— START OF INPUT FOR THIS TASK —
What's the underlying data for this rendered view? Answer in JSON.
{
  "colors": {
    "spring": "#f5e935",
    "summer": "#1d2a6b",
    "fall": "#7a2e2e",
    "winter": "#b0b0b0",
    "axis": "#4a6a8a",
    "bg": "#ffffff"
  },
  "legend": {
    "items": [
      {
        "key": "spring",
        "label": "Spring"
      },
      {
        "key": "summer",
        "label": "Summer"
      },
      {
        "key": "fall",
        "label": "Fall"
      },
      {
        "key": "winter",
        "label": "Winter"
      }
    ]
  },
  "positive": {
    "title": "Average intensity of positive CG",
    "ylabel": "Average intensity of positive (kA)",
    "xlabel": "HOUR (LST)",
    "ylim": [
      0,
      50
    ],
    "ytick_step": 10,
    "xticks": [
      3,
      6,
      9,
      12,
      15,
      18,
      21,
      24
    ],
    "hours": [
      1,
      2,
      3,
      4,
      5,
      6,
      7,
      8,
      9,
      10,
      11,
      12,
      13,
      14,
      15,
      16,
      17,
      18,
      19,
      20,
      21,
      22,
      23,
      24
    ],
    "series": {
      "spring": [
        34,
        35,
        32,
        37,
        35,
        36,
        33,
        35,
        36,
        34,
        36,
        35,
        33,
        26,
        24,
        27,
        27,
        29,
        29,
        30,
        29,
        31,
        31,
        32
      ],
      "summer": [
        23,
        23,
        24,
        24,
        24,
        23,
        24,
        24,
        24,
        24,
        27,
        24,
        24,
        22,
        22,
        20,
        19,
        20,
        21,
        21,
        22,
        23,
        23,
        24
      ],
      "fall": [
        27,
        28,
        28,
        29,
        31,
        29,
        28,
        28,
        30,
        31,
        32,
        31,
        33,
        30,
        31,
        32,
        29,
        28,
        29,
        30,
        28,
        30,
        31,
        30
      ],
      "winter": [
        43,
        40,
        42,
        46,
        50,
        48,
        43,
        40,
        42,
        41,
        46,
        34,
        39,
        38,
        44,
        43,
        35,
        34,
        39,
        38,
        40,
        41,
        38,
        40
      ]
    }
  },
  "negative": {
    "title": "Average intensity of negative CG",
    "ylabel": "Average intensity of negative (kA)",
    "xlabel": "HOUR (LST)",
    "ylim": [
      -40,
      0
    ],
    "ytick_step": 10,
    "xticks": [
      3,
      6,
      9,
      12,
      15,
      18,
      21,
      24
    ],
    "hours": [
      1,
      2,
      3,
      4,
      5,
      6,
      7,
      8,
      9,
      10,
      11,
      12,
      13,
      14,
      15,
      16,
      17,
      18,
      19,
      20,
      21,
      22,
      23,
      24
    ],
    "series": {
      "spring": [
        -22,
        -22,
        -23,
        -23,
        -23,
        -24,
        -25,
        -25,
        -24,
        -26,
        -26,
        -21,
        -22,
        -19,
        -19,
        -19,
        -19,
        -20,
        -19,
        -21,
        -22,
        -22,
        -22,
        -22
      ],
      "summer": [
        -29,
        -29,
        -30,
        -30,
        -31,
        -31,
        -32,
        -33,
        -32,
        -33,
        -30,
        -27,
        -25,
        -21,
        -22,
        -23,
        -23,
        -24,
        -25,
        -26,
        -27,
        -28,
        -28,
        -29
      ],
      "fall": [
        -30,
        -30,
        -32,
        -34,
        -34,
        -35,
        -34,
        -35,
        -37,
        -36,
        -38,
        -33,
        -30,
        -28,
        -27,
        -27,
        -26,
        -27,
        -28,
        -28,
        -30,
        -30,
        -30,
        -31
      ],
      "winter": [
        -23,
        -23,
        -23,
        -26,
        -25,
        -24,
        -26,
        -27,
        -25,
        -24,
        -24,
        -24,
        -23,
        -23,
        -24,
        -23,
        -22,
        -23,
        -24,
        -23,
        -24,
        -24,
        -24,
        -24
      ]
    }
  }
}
— END OF INPUT FOR THIS TASK —
— START OF INPUT FOR THIS TASK —
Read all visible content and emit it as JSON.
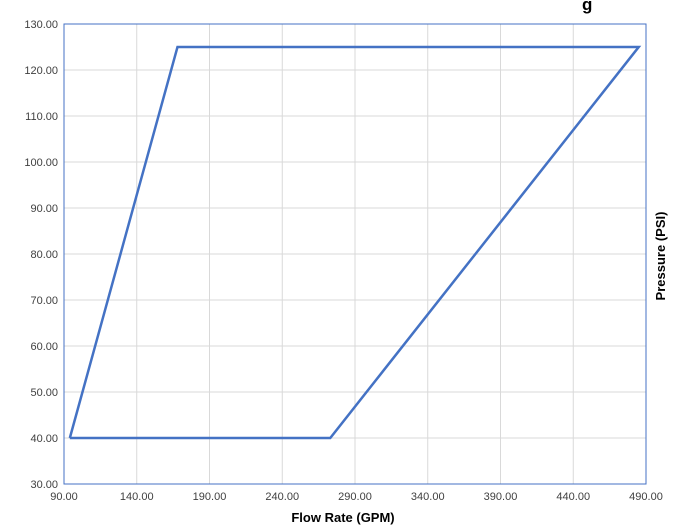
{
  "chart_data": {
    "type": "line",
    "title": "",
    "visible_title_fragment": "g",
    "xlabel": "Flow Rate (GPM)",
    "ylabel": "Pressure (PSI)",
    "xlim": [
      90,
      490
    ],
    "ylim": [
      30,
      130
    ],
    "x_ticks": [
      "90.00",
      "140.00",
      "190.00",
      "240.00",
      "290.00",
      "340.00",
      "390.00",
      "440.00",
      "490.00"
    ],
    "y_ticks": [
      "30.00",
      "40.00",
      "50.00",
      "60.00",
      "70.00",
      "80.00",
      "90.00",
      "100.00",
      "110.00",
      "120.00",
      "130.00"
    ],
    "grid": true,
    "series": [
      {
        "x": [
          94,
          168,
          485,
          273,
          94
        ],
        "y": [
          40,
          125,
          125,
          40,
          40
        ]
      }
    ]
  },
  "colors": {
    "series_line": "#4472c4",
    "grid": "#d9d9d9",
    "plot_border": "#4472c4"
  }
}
— END OF INPUT FOR THIS TASK —
EXERCISE → Go through the entries above and pull out each line with "intensity" in it.

TASK RESPONSE →
    "title": "Average intensity of positive CG",
    "ylabel": "Average intensity of positive (kA)",
    "title": "Average intensity of negative CG",
    "ylabel": "Average intensity of negative (kA)",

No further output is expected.